▶ TASK DIRECTIONS:
Copy out each line of the data that holds the word "content".

--- Start AVAILABLE RECORDS ---

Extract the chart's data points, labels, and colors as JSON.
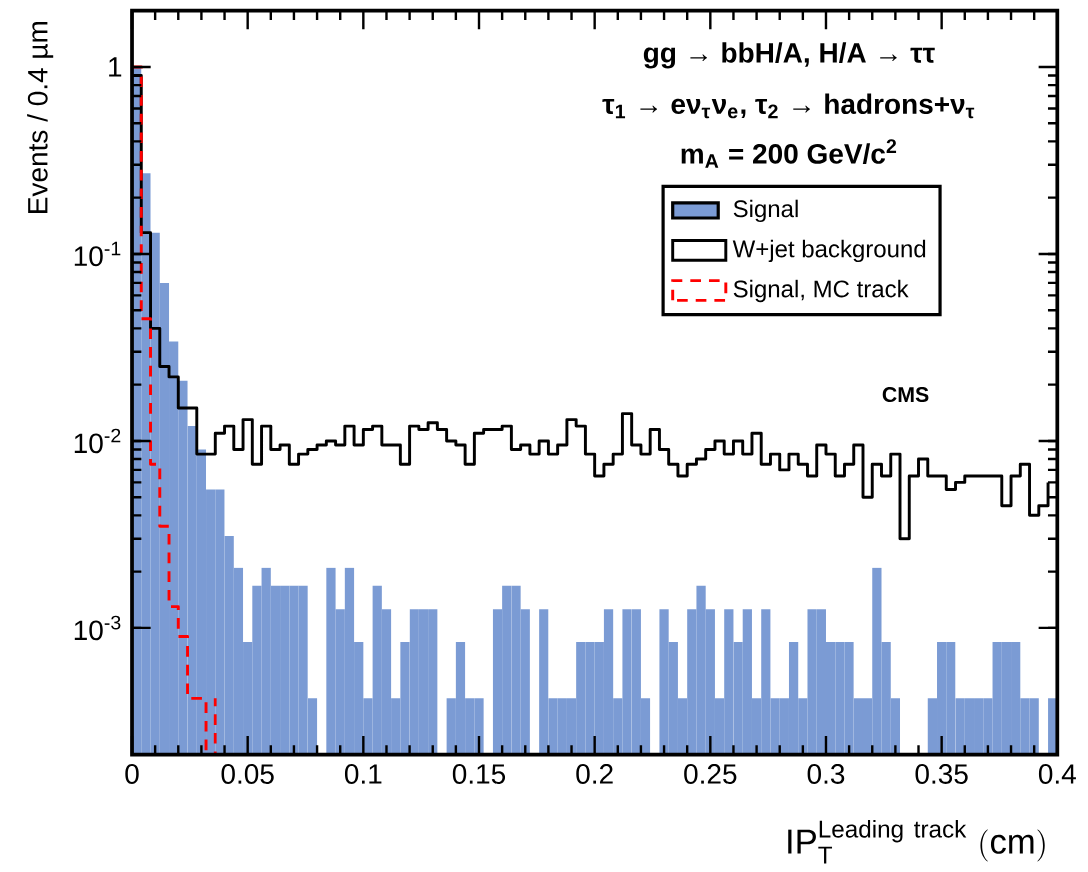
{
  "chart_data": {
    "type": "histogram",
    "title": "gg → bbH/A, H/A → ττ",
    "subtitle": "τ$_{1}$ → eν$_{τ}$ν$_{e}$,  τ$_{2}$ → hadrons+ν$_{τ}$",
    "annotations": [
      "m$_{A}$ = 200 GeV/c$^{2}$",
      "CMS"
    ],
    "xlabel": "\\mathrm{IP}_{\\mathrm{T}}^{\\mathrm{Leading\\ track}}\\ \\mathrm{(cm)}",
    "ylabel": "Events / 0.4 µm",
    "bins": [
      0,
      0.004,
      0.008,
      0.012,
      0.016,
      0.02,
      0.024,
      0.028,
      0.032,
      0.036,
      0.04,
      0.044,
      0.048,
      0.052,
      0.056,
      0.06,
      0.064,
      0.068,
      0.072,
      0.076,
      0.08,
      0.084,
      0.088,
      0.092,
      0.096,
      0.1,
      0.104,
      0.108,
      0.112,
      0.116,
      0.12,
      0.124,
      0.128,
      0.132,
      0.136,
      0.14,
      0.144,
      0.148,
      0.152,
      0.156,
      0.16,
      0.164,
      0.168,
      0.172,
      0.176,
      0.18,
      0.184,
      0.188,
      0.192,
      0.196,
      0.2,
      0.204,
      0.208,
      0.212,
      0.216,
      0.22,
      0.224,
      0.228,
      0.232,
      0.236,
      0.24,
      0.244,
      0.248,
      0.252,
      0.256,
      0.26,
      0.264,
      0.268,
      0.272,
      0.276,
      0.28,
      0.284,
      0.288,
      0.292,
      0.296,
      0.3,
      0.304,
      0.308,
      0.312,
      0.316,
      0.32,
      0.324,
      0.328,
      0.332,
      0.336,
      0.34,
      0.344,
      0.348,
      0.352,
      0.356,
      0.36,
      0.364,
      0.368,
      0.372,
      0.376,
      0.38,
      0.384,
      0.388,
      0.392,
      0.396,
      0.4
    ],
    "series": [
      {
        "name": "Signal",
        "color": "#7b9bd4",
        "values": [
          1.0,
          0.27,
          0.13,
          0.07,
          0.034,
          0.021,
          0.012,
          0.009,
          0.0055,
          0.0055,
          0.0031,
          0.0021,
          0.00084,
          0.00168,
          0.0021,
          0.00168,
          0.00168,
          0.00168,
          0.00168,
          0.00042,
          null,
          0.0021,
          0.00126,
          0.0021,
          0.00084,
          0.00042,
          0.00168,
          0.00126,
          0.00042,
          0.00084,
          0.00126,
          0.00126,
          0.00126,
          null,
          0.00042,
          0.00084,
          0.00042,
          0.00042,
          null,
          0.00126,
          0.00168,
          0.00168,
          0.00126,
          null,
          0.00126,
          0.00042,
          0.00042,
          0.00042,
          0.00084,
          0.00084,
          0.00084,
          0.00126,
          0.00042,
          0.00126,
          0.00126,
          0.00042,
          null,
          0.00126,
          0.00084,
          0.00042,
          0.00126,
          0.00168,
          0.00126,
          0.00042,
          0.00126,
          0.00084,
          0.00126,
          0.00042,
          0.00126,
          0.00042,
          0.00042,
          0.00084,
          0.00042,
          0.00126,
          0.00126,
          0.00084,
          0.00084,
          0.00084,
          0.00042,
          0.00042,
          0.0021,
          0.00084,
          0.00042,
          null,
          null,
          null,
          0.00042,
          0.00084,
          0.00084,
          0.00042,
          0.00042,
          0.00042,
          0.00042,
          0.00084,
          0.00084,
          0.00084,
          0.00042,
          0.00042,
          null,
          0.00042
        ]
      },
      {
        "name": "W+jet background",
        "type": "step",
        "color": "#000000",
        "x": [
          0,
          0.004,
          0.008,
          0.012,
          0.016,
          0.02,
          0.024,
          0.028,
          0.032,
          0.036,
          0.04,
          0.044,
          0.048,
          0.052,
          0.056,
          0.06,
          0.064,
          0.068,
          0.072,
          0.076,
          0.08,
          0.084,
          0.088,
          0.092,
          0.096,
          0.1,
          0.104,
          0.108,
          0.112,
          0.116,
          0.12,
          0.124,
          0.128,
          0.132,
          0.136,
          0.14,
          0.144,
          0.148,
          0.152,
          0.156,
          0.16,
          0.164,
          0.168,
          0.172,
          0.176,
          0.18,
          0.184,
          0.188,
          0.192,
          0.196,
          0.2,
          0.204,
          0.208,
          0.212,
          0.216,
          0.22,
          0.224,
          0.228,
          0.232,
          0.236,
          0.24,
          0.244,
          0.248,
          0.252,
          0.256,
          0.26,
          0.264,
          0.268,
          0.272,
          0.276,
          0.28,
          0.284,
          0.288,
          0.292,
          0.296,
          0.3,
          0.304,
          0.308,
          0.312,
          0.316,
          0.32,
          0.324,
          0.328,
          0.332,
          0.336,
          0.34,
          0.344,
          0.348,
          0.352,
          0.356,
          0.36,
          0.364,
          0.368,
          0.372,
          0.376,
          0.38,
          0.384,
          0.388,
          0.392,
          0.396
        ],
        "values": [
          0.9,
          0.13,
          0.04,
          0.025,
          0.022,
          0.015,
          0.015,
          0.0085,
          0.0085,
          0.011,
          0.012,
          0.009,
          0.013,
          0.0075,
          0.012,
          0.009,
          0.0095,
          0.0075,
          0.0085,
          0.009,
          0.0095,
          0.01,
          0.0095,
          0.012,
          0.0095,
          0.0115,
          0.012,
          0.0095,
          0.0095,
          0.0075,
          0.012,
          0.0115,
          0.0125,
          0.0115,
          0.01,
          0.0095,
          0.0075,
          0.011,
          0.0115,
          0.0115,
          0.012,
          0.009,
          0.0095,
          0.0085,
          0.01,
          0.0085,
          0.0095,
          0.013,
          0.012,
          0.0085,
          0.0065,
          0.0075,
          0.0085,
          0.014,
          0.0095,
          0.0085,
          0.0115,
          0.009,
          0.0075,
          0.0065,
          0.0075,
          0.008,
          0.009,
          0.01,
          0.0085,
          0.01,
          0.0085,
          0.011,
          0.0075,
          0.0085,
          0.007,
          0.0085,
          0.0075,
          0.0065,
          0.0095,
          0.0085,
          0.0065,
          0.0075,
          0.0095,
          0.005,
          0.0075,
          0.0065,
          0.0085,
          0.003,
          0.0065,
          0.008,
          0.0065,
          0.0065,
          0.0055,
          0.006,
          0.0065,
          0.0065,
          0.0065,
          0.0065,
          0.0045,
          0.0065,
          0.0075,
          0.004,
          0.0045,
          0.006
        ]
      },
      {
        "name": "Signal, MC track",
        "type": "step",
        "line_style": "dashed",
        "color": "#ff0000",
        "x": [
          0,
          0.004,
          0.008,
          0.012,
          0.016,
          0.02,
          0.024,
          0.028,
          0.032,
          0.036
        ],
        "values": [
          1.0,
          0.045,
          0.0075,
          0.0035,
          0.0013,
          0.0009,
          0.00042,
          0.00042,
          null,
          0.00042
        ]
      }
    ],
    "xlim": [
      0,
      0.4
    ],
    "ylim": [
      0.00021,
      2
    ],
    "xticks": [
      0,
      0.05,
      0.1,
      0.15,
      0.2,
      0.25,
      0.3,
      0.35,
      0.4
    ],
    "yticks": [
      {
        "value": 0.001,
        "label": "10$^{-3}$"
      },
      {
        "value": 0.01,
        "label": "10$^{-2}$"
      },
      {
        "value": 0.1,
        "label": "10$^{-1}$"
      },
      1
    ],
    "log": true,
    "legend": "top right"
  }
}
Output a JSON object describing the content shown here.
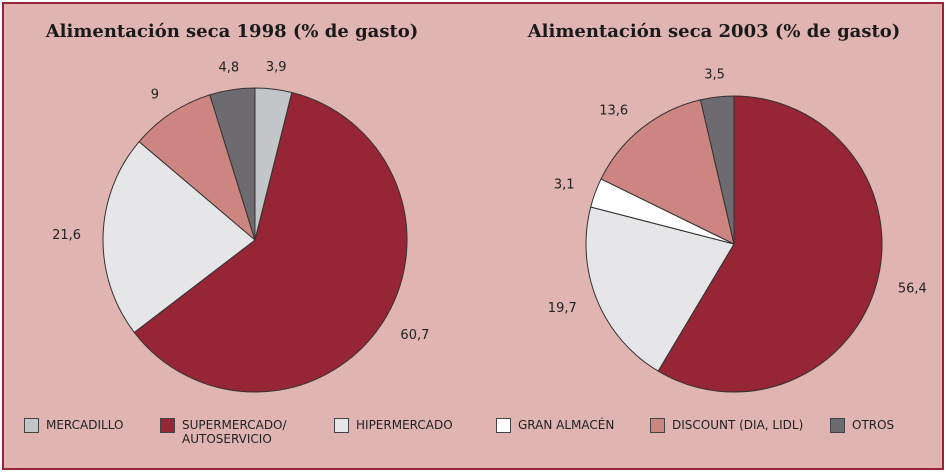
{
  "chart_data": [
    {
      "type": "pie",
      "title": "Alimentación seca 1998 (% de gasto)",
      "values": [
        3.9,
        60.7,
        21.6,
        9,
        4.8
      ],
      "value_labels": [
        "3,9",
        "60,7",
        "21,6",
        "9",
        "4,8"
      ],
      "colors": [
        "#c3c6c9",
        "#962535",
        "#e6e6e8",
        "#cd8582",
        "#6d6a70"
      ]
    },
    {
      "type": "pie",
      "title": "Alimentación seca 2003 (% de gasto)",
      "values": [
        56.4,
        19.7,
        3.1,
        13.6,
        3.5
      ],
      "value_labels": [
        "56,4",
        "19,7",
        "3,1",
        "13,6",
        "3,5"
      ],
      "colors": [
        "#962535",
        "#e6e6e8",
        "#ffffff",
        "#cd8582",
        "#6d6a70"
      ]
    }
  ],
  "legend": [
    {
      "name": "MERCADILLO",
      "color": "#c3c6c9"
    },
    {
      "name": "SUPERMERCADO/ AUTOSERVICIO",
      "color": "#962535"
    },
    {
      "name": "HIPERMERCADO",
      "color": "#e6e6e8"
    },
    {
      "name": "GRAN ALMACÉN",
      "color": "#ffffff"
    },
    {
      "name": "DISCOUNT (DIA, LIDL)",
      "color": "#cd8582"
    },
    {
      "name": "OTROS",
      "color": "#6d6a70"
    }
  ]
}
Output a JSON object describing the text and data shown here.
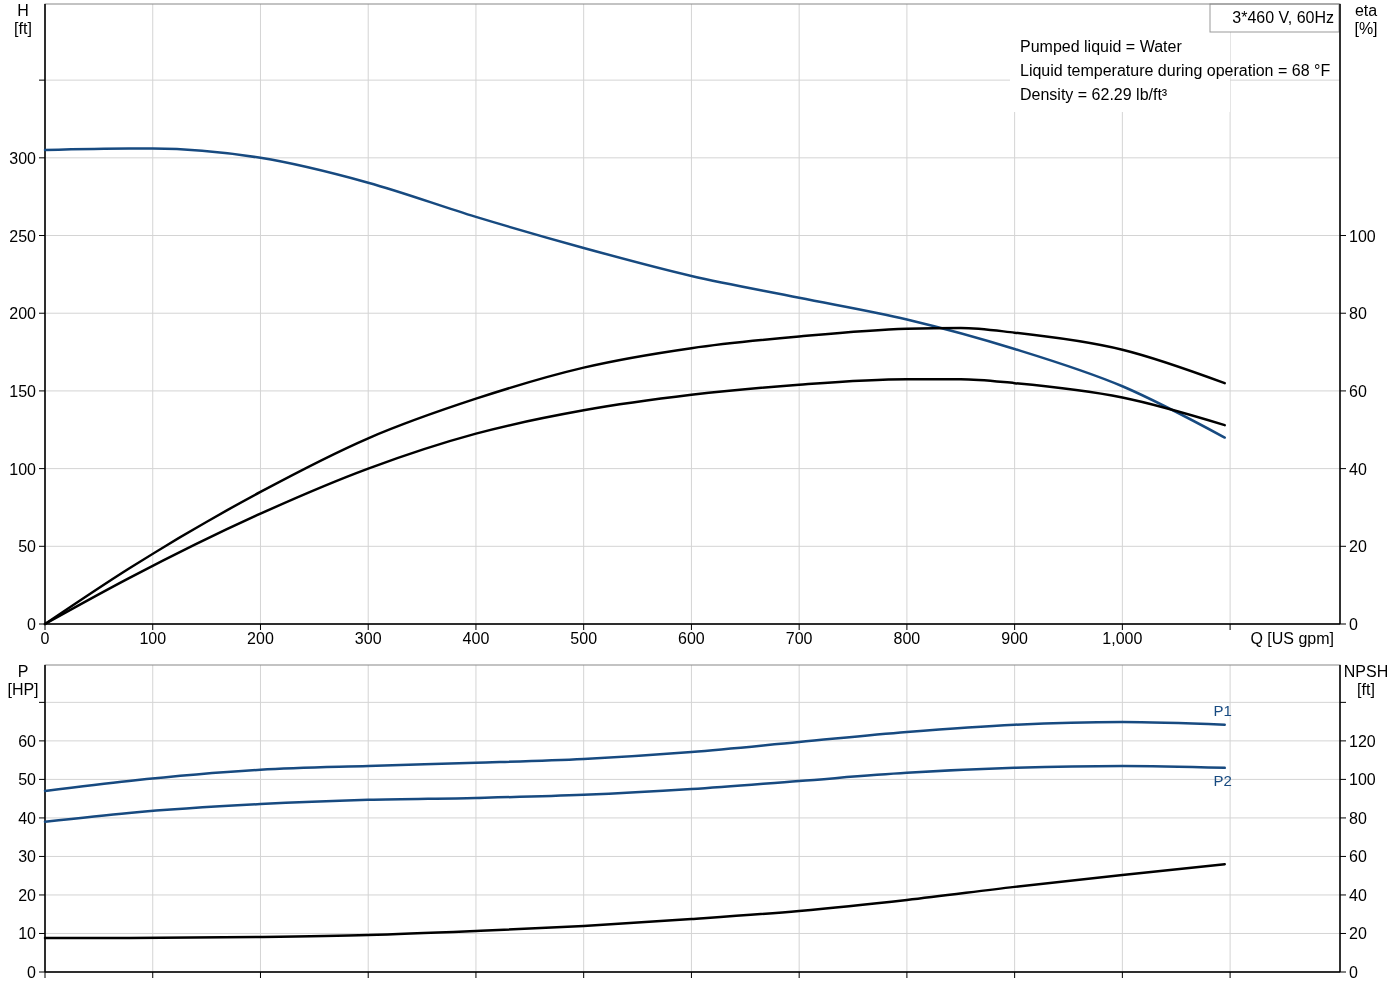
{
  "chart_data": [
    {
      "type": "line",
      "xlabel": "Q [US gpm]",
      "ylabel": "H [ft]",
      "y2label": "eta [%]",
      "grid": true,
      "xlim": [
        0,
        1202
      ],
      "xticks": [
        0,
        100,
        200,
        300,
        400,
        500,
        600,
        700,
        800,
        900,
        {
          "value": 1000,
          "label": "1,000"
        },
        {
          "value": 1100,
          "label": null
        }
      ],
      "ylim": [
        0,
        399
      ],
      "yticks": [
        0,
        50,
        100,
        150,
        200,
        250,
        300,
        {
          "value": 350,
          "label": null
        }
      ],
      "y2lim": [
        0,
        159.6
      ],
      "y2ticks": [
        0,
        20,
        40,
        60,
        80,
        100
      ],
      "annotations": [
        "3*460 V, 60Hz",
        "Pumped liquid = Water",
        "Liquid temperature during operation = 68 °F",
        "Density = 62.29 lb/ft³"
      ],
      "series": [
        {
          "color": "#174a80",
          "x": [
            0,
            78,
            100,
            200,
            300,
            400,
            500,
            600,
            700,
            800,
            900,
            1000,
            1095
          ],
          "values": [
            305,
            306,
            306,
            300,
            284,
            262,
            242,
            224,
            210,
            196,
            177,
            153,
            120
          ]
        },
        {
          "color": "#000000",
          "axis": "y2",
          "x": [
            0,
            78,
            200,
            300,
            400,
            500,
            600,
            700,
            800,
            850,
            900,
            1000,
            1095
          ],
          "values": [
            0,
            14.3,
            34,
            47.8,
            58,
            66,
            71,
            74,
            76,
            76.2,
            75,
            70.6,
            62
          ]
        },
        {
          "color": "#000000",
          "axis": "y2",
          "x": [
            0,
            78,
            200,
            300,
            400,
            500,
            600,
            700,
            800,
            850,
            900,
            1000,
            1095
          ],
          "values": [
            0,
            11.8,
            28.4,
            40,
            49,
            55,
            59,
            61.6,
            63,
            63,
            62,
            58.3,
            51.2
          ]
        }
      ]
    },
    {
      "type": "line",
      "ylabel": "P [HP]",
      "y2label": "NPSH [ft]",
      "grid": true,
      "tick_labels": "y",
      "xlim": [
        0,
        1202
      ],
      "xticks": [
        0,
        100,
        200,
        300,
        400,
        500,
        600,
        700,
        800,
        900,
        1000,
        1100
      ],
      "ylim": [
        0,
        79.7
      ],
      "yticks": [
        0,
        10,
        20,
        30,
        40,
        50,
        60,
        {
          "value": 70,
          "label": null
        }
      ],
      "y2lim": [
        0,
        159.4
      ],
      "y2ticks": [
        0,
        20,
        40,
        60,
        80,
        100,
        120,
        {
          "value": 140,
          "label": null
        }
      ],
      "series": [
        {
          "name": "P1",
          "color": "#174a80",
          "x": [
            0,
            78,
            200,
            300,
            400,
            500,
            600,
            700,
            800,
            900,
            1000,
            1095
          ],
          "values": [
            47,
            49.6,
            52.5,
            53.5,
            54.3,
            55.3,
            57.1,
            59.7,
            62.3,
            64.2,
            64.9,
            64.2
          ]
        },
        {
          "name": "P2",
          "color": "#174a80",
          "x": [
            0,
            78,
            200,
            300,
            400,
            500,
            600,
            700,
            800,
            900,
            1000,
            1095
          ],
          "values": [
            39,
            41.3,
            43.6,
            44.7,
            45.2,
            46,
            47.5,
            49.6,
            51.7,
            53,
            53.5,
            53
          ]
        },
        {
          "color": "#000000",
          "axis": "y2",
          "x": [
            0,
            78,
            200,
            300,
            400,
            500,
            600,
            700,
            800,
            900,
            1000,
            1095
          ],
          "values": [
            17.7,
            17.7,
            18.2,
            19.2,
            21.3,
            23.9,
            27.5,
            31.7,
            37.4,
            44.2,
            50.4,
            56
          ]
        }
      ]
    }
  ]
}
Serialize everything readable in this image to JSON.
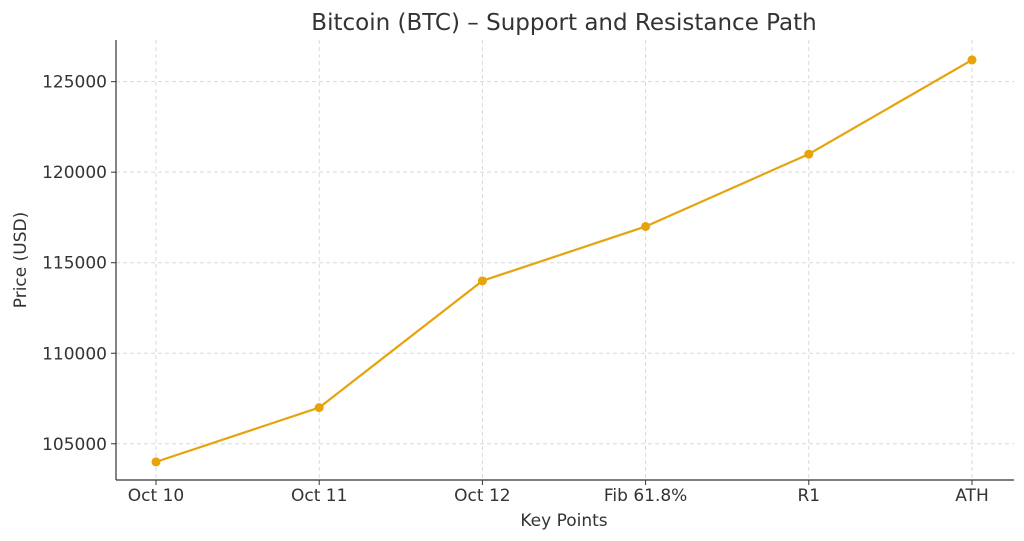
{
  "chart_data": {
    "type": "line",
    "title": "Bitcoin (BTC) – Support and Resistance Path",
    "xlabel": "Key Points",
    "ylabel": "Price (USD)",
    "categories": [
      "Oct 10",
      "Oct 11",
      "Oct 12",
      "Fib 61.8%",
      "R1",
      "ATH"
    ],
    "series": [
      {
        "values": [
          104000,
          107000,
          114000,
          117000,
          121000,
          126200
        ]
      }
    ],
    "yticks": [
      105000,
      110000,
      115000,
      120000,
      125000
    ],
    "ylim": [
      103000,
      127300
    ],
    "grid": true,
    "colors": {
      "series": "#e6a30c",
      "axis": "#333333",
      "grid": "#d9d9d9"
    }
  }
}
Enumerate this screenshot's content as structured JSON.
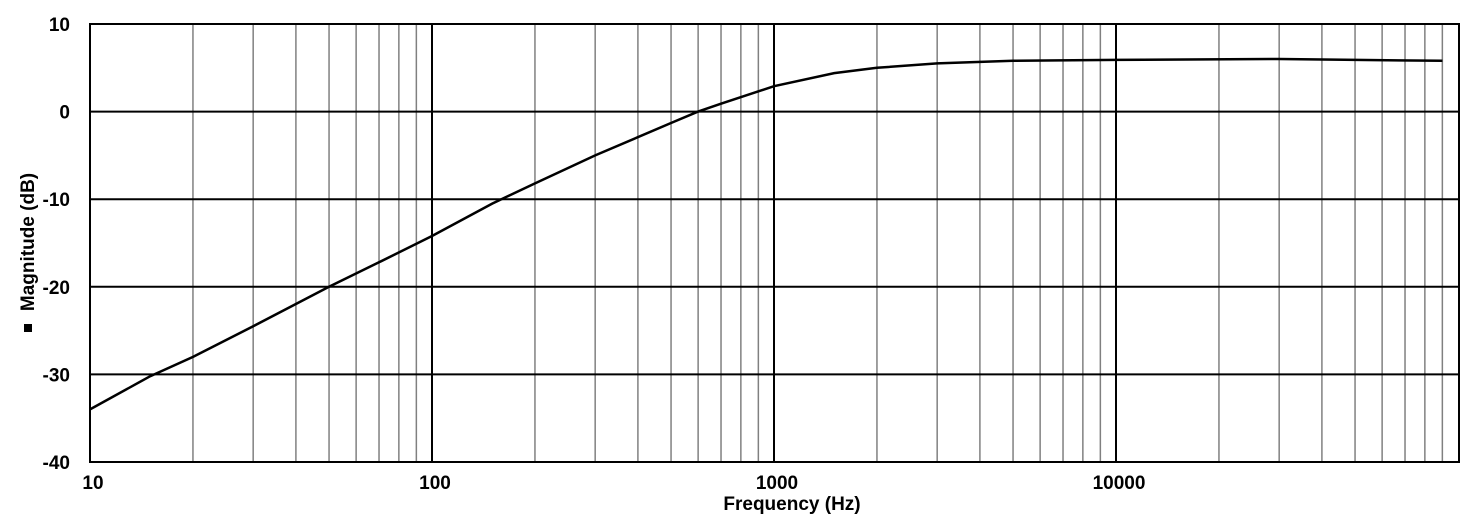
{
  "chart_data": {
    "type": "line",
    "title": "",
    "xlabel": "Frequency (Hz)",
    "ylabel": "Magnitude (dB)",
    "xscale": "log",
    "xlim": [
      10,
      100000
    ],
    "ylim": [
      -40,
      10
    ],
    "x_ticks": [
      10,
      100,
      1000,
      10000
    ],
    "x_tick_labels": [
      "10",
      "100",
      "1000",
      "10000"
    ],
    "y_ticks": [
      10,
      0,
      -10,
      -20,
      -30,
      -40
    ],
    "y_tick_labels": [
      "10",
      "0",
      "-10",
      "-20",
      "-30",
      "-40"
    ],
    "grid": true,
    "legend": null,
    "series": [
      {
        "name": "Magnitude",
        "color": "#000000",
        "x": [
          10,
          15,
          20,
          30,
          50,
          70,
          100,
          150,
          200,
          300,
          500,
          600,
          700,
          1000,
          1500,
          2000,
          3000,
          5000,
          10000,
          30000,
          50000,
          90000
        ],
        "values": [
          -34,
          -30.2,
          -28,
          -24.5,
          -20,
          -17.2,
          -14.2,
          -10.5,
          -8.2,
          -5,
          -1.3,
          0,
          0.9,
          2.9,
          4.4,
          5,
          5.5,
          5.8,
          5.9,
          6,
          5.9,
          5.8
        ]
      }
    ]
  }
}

--- End AVAILABLE RECORDS ---

▶ REPLY:
Output a JSON object describing the content shown here.
Enumerate this screenshot's content as structured JSON.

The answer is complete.